> **Do this**: Find the line containing "Give me the JSON data" in the material below; copy that line and all following lines exactly.

> **Supplied data**:
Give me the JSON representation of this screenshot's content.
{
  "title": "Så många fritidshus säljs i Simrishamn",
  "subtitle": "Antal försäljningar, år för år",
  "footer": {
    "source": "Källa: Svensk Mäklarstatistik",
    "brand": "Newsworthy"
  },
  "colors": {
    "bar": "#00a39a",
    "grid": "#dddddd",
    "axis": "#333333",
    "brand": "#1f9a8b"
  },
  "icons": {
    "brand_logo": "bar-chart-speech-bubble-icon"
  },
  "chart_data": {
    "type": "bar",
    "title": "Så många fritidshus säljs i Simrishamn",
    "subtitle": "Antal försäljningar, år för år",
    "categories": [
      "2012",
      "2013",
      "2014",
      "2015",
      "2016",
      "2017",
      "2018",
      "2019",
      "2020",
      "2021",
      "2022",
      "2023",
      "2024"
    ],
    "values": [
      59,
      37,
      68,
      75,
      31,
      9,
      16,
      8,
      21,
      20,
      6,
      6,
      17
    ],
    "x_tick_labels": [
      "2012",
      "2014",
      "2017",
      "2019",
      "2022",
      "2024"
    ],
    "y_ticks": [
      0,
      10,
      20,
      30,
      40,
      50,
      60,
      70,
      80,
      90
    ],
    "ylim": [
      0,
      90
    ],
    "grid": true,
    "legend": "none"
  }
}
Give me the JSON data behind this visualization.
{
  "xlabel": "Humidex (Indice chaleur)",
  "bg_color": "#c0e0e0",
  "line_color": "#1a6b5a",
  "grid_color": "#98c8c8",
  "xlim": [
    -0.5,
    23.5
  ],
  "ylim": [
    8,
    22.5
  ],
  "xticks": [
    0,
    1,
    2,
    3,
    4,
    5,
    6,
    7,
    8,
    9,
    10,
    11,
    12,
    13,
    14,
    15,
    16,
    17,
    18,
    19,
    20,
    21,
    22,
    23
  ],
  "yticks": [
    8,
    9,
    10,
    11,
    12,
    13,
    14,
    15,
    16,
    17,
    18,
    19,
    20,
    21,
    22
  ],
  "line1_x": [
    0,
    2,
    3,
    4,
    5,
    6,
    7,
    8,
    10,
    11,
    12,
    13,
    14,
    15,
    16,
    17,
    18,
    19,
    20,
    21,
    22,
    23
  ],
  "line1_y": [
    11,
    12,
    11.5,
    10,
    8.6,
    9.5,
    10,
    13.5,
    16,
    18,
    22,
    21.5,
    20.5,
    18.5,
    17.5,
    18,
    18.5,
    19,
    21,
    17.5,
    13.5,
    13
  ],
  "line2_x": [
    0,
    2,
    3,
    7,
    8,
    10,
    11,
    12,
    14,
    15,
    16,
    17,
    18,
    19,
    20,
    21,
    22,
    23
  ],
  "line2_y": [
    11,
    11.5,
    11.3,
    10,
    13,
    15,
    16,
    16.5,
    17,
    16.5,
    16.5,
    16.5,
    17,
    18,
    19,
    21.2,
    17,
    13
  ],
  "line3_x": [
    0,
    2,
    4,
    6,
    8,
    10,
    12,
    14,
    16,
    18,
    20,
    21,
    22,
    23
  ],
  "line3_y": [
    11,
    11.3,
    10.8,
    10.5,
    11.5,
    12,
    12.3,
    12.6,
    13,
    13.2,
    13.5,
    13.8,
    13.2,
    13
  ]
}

> **Full answer**:
Give me the JSON data behind this visualization.
{
  "xlabel": "Humidex (Indice chaleur)",
  "bg_color": "#c0e0e0",
  "line_color": "#1a6b5a",
  "grid_color": "#98c8c8",
  "xlim": [
    -0.5,
    23.5
  ],
  "ylim": [
    8,
    22.5
  ],
  "xticks": [
    0,
    1,
    2,
    3,
    4,
    5,
    6,
    7,
    8,
    9,
    10,
    11,
    12,
    13,
    14,
    15,
    16,
    17,
    18,
    19,
    20,
    21,
    22,
    23
  ],
  "yticks": [
    8,
    9,
    10,
    11,
    12,
    13,
    14,
    15,
    16,
    17,
    18,
    19,
    20,
    21,
    22
  ],
  "line1_x": [
    0,
    2,
    3,
    4,
    5,
    6,
    7,
    8,
    10,
    11,
    12,
    13,
    14,
    15,
    16,
    17,
    18,
    19,
    20,
    21,
    22,
    23
  ],
  "line1_y": [
    11,
    12,
    11.5,
    10,
    8.6,
    9.5,
    10,
    13.5,
    16,
    18,
    22,
    21.5,
    20.5,
    18.5,
    17.5,
    18,
    18.5,
    19,
    21,
    17.5,
    13.5,
    13
  ],
  "line2_x": [
    0,
    2,
    3,
    7,
    8,
    10,
    11,
    12,
    14,
    15,
    16,
    17,
    18,
    19,
    20,
    21,
    22,
    23
  ],
  "line2_y": [
    11,
    11.5,
    11.3,
    10,
    13,
    15,
    16,
    16.5,
    17,
    16.5,
    16.5,
    16.5,
    17,
    18,
    19,
    21.2,
    17,
    13
  ],
  "line3_x": [
    0,
    2,
    4,
    6,
    8,
    10,
    12,
    14,
    16,
    18,
    20,
    21,
    22,
    23
  ],
  "line3_y": [
    11,
    11.3,
    10.8,
    10.5,
    11.5,
    12,
    12.3,
    12.6,
    13,
    13.2,
    13.5,
    13.8,
    13.2,
    13
  ]
}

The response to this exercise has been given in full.